The request — Extract all lines that hold the string "text".

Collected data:
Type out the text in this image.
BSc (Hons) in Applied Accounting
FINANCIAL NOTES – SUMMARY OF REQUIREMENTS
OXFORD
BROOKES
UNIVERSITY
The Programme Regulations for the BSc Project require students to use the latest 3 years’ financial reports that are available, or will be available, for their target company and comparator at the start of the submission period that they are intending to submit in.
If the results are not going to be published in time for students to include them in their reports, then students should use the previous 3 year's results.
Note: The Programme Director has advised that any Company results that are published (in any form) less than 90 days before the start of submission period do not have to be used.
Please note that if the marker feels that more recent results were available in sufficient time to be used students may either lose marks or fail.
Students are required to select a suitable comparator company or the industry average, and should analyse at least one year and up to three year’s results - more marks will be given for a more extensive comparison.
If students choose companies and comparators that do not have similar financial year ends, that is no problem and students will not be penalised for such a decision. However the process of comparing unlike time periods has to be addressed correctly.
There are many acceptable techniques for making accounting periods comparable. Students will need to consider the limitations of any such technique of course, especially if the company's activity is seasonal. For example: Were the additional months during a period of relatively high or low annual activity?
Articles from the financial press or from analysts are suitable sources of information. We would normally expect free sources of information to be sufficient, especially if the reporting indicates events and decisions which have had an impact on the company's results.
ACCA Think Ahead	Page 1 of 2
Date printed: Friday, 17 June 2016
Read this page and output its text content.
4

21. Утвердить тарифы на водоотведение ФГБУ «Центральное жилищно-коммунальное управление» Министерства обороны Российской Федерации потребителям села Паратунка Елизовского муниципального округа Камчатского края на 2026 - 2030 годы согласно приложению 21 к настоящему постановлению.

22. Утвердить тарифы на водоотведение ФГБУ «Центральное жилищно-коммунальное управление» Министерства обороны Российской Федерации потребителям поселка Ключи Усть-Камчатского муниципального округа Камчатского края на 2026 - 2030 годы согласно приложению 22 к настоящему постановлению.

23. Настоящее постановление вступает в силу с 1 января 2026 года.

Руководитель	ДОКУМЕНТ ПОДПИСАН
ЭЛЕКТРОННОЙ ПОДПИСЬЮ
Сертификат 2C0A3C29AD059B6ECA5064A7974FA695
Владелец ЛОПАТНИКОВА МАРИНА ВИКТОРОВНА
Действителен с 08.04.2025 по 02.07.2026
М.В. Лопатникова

Task solution —
Type out the text in this image.
Read this page and output its text content.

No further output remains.